SET EXERCISE: Look for "grid" in the listing below. Gather each line that contains it.
═══ SOURCE RECORDS
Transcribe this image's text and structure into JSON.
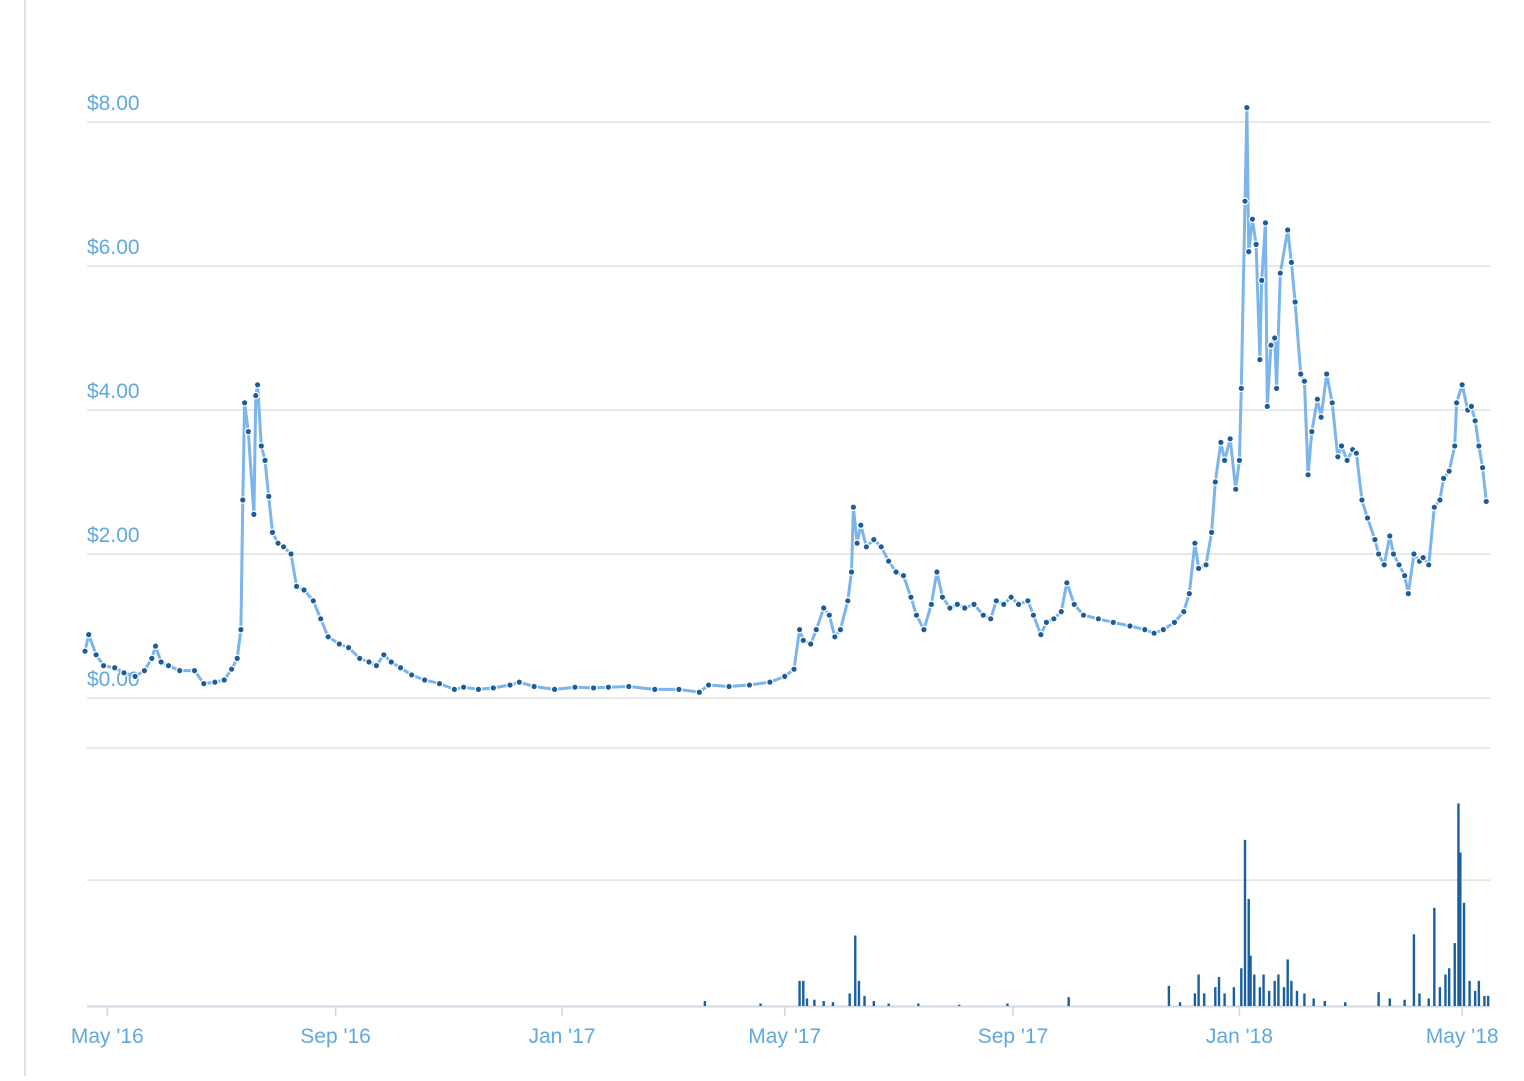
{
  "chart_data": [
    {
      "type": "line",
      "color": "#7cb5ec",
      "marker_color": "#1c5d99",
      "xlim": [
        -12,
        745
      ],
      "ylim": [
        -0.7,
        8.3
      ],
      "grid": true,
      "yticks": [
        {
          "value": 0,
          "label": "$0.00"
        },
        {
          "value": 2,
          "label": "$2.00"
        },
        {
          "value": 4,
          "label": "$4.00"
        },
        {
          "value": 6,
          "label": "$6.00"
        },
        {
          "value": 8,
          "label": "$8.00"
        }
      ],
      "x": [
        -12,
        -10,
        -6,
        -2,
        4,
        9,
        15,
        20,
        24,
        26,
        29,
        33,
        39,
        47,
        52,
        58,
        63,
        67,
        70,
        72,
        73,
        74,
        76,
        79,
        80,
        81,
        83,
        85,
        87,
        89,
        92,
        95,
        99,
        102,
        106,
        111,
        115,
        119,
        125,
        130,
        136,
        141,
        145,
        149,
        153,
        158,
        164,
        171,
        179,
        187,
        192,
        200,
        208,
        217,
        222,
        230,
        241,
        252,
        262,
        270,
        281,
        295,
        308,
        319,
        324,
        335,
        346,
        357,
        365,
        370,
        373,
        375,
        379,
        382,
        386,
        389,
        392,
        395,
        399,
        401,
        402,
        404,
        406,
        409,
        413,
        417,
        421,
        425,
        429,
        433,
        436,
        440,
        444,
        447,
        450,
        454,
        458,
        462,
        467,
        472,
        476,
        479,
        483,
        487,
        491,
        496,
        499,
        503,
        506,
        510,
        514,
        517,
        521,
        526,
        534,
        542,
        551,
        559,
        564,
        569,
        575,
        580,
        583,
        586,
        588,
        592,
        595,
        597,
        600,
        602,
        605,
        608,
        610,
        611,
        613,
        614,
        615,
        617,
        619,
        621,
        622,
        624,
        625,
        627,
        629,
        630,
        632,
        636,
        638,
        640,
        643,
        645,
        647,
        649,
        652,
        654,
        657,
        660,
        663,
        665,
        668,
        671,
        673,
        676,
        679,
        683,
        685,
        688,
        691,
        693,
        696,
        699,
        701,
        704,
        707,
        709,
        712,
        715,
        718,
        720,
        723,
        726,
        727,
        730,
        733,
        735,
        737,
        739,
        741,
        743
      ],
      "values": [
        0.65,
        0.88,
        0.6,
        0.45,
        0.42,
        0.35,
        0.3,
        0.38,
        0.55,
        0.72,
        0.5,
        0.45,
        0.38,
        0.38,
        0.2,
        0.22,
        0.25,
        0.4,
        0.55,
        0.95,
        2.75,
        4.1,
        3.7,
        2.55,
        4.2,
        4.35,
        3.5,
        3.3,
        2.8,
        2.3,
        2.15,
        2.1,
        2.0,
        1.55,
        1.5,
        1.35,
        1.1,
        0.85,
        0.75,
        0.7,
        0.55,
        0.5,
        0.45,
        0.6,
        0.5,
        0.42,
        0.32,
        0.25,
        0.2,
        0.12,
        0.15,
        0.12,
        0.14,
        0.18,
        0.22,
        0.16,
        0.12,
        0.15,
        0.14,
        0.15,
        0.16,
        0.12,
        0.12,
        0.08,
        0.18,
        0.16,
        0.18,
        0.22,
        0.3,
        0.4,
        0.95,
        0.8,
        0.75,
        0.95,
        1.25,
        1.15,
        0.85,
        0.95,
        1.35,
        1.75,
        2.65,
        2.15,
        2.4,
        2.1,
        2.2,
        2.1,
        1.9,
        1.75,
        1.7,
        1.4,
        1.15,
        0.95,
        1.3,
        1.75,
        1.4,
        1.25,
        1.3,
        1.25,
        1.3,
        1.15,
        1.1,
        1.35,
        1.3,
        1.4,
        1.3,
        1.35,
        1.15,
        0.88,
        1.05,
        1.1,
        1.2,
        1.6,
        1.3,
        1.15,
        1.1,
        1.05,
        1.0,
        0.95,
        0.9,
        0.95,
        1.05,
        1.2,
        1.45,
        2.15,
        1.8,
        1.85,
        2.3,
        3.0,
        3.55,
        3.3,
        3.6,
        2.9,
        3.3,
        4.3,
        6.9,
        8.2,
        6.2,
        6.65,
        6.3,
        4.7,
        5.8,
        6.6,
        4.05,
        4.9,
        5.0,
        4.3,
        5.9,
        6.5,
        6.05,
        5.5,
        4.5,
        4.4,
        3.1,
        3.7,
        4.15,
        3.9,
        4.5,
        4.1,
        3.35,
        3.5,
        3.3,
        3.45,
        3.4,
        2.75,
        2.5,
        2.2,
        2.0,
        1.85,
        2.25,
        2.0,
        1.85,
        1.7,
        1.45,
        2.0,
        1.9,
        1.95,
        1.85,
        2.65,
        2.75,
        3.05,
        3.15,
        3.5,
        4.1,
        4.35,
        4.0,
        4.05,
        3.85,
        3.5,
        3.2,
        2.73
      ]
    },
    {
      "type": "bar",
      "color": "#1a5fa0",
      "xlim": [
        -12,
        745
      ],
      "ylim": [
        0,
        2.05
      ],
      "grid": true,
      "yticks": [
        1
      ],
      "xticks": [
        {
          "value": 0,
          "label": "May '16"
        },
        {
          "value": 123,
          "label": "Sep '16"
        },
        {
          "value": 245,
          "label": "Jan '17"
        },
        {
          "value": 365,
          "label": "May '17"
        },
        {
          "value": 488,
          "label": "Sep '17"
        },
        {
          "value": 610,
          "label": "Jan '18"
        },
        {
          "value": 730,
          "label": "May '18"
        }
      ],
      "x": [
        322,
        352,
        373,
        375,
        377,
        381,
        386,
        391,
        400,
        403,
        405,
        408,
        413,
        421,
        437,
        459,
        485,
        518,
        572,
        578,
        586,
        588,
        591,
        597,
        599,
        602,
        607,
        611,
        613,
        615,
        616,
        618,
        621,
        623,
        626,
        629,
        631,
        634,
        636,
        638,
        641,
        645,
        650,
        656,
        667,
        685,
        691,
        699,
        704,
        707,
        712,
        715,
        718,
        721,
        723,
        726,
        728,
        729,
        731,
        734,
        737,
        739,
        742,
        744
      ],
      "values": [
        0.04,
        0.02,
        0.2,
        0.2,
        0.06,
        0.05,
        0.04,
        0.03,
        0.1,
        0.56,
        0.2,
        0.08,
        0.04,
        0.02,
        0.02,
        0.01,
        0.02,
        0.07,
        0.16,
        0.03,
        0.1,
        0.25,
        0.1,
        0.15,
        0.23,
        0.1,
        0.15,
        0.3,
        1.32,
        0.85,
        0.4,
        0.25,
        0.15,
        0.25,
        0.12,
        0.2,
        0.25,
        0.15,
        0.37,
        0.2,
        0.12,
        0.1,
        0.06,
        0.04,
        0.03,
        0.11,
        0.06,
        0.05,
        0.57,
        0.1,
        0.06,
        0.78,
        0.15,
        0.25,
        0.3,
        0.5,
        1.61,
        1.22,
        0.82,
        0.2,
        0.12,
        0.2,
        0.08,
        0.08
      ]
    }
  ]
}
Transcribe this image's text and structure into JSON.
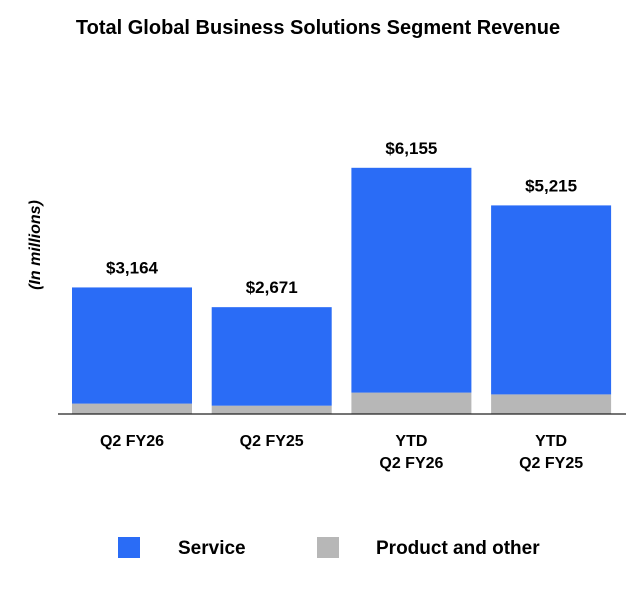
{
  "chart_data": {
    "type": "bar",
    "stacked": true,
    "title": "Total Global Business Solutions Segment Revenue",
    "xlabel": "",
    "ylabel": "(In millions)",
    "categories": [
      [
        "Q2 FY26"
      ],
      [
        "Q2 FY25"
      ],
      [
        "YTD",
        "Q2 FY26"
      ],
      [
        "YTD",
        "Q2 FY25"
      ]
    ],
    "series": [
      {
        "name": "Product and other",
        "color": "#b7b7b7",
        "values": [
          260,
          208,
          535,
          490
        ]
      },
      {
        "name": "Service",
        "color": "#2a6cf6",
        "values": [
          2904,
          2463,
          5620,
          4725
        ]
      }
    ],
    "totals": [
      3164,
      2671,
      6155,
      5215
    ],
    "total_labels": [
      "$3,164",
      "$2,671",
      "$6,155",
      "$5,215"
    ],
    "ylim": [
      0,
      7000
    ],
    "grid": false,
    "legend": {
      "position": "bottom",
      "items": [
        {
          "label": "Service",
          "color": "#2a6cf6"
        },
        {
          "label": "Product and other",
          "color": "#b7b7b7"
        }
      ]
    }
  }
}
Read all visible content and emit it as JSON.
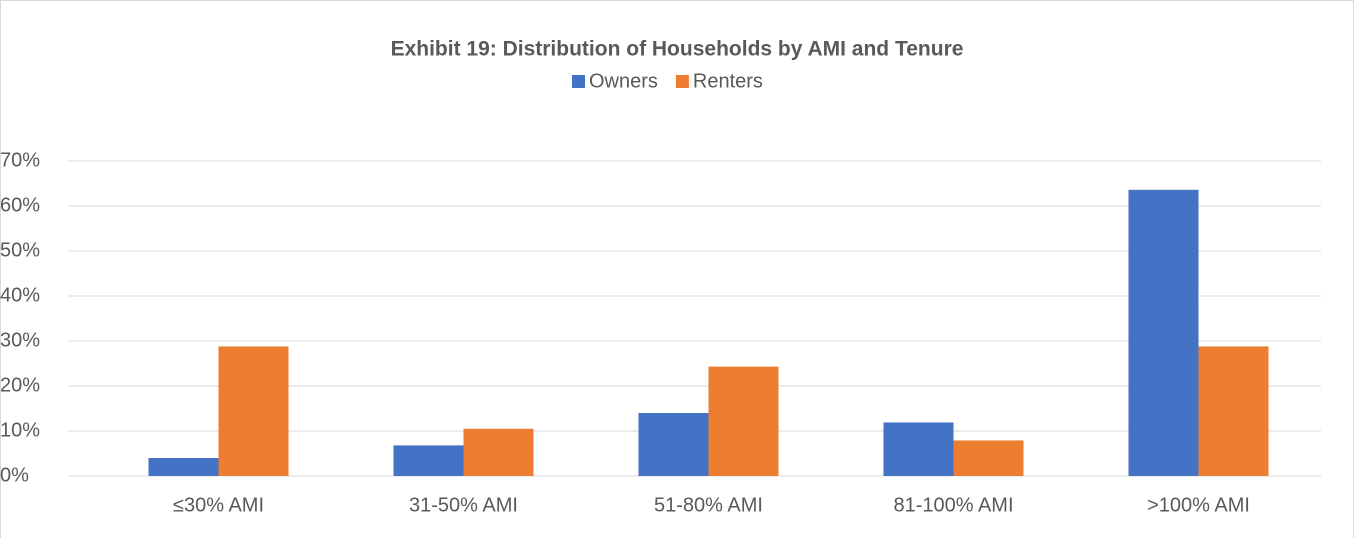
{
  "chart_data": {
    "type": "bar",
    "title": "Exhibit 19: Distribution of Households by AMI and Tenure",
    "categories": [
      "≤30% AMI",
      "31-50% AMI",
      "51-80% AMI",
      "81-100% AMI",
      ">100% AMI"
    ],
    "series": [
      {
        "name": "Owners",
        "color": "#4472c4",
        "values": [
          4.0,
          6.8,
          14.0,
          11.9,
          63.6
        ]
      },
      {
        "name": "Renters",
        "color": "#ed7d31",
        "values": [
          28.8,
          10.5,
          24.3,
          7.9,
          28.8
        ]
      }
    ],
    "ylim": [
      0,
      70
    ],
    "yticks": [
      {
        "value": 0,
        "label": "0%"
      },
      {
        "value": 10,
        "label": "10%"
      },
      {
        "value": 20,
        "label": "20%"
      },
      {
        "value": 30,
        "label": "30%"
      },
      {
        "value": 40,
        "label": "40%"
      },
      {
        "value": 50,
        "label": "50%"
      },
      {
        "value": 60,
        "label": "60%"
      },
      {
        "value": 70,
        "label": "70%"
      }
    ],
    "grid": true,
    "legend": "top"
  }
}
══════
WORKED SOLUTION:
      "grid": true,
      "grid": true,
    "grid": false,
    "grid": true,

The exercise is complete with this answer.